**WRITTEN INSTRUCTION**.
Find the lines that hold the word "buttons" and return them.

**RAW RECORDS**.
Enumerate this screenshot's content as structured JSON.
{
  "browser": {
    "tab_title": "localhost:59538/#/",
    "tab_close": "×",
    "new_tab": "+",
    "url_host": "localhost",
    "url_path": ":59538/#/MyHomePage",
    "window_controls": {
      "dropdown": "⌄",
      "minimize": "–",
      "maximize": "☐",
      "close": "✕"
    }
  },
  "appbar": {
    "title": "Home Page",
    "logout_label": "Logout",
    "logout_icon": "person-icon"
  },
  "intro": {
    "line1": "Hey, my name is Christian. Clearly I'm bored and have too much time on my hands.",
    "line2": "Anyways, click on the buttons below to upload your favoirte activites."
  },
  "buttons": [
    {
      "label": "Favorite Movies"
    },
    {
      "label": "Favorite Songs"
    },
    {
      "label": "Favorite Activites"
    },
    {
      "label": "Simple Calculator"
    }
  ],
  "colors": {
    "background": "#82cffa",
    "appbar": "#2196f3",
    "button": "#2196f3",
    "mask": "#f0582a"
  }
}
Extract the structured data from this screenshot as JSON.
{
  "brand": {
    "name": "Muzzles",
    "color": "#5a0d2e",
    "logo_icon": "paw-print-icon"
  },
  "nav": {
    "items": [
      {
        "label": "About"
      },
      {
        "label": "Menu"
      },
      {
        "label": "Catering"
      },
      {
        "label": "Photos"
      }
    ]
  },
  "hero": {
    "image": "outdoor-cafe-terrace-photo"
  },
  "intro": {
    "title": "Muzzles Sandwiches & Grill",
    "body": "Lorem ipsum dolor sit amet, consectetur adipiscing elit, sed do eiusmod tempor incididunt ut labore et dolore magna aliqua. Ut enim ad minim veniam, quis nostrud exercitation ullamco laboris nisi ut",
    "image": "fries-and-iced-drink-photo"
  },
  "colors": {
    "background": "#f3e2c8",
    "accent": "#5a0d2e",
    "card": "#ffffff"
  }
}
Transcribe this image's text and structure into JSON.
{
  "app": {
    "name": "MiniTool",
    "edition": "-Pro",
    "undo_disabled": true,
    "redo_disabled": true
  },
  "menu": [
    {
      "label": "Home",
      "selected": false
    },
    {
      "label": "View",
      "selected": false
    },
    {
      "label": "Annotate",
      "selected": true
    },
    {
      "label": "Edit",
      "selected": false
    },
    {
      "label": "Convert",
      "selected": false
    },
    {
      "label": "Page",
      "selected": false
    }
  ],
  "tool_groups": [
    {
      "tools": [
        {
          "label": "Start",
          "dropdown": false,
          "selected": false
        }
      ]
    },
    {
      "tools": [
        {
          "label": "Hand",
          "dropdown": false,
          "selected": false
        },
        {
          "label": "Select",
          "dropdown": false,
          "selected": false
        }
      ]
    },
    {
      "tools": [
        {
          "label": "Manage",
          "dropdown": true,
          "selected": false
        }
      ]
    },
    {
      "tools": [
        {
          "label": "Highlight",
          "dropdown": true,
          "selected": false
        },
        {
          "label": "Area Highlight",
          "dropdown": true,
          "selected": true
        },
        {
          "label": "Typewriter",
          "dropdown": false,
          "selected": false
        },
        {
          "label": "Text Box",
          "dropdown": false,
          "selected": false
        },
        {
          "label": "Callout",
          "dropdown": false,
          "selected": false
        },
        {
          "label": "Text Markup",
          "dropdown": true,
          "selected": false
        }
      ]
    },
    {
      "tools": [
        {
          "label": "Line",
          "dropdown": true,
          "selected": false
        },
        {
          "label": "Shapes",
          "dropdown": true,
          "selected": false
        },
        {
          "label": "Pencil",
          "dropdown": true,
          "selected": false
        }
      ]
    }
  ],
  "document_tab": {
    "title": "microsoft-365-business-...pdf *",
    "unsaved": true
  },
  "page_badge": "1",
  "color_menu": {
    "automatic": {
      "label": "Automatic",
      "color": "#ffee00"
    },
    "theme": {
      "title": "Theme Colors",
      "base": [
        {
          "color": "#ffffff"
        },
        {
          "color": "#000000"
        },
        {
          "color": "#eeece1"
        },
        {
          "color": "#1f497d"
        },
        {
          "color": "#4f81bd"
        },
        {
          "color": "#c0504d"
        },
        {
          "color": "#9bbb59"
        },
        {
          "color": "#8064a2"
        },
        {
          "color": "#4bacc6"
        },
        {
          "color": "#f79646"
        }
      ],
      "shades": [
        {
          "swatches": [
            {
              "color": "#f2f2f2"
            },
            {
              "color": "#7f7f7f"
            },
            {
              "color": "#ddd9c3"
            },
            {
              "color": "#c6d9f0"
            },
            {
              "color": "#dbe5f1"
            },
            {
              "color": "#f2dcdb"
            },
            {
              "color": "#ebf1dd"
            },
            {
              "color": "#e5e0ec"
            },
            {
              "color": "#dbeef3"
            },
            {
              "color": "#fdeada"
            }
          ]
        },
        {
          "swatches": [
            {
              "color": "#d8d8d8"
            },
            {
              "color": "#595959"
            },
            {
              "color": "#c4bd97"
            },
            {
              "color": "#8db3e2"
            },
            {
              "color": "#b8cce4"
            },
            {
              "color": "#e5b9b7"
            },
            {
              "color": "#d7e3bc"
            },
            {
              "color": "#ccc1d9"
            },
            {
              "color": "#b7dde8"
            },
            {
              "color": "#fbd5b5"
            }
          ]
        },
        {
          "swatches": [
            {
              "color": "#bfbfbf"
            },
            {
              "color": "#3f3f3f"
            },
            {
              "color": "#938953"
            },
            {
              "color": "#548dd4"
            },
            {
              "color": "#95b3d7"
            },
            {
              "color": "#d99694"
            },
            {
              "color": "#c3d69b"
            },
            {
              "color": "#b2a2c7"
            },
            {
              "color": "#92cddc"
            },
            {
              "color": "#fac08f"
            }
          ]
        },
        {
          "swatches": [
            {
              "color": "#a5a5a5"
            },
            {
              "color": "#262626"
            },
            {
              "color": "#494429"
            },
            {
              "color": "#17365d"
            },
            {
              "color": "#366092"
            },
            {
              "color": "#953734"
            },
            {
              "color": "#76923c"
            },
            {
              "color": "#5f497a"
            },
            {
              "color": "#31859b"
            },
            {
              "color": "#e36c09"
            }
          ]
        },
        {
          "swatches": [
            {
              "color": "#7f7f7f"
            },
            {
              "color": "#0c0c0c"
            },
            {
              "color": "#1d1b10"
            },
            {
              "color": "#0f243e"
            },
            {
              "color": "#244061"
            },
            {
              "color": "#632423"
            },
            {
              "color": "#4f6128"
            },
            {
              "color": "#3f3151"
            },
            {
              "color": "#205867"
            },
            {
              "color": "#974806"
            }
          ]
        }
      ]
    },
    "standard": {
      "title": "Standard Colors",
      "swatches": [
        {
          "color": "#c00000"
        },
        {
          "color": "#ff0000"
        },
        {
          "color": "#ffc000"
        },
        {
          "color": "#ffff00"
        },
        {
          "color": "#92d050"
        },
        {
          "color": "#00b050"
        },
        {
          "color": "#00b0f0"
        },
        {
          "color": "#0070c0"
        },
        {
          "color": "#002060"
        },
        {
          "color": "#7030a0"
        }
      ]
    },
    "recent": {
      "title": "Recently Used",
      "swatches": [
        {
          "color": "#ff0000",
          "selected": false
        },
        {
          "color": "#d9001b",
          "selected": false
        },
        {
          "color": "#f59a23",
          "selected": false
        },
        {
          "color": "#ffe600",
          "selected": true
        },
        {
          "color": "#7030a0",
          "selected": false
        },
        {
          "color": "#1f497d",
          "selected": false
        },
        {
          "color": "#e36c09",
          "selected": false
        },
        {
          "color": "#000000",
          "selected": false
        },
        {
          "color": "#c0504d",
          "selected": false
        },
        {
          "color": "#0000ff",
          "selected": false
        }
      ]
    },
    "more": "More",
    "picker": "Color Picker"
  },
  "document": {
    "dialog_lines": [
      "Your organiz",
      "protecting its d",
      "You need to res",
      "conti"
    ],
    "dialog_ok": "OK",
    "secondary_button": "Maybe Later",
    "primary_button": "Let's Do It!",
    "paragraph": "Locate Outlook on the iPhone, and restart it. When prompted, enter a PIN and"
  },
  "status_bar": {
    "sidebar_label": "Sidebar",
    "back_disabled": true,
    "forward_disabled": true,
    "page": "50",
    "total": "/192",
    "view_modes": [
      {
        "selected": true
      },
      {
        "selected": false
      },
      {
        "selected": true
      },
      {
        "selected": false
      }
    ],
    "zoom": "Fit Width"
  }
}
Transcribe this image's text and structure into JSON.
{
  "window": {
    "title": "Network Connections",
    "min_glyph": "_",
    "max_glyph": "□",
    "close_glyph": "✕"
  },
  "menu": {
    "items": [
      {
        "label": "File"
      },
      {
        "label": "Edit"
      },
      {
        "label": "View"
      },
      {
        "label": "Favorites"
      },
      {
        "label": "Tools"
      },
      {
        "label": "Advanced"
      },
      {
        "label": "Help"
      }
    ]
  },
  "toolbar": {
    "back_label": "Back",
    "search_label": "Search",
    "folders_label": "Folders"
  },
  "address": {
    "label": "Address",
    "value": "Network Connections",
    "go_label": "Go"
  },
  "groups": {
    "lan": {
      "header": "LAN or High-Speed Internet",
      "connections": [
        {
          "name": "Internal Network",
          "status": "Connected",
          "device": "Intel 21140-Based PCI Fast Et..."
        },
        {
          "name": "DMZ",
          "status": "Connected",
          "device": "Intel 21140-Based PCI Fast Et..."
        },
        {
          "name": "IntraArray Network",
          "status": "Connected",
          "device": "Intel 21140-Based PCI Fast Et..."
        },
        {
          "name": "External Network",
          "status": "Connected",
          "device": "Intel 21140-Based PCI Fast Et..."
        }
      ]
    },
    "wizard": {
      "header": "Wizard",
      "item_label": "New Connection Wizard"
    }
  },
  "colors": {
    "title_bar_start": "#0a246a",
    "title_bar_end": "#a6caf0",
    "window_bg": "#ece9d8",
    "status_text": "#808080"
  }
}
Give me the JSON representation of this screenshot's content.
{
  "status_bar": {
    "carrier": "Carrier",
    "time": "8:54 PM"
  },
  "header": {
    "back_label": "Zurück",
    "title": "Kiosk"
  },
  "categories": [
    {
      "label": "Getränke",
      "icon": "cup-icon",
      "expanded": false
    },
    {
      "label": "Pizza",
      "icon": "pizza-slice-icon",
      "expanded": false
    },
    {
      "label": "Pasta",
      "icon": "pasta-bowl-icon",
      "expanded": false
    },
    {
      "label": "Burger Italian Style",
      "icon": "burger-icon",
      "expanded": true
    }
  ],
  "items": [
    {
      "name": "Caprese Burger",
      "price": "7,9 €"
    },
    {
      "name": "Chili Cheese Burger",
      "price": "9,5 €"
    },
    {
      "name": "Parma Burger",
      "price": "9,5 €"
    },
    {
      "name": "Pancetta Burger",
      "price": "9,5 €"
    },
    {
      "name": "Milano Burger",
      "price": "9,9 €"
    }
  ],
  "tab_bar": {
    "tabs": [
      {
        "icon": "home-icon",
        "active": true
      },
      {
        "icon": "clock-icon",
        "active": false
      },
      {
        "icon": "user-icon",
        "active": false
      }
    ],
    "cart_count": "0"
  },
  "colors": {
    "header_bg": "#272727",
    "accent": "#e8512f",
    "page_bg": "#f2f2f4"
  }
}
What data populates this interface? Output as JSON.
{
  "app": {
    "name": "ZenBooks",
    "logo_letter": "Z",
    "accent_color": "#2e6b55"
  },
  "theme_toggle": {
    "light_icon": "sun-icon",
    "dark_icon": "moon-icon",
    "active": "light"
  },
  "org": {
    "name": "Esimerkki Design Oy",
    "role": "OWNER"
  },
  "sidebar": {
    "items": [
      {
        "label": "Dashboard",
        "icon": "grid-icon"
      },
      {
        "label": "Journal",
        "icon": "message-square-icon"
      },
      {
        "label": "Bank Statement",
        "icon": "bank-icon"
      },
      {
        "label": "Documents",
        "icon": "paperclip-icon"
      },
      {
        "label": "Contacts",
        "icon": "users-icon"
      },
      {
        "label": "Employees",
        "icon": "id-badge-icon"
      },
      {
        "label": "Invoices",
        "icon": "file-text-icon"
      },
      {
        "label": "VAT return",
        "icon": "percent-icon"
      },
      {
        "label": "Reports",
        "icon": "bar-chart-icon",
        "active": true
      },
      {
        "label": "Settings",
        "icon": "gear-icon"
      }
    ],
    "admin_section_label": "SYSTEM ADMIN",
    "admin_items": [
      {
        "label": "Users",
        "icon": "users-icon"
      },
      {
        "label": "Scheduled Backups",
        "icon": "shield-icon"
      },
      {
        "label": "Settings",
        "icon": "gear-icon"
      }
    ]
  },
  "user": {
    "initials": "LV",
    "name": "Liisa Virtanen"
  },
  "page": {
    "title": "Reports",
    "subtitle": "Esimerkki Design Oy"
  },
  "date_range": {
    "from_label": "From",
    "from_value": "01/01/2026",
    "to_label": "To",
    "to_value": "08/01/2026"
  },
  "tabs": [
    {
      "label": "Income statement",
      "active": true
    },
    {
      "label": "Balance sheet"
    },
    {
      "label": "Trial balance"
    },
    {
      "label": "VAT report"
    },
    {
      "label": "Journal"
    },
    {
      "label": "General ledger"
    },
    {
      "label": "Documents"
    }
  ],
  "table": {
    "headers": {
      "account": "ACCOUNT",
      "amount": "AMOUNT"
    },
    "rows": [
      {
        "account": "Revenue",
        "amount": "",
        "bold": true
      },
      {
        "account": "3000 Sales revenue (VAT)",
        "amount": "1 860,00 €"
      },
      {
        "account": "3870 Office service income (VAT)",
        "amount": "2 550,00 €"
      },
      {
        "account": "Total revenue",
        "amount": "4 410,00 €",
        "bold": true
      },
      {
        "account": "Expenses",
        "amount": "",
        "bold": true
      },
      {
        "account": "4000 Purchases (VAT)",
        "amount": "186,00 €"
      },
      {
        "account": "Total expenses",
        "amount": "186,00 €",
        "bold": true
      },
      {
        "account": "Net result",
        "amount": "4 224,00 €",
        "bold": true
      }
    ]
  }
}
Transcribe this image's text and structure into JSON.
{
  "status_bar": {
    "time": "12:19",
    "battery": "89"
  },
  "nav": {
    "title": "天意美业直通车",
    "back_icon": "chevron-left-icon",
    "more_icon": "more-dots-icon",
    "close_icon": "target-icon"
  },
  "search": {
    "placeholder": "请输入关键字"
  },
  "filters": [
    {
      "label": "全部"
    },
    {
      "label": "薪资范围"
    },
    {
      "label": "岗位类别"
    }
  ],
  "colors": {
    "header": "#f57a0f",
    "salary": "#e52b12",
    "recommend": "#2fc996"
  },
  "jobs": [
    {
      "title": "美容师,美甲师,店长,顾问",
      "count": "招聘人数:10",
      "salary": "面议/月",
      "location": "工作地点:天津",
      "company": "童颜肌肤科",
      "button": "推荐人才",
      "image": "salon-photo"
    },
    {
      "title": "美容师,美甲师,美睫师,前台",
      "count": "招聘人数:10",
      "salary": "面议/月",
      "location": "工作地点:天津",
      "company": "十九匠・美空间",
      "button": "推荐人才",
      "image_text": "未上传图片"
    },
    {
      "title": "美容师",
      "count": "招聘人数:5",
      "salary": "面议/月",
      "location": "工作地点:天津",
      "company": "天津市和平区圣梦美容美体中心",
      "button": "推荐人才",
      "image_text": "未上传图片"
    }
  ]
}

**EXERCISE SOLUTION**.
    "line2": "Anyways, click on the buttons below to upload your favoirte activites."
  "buttons": [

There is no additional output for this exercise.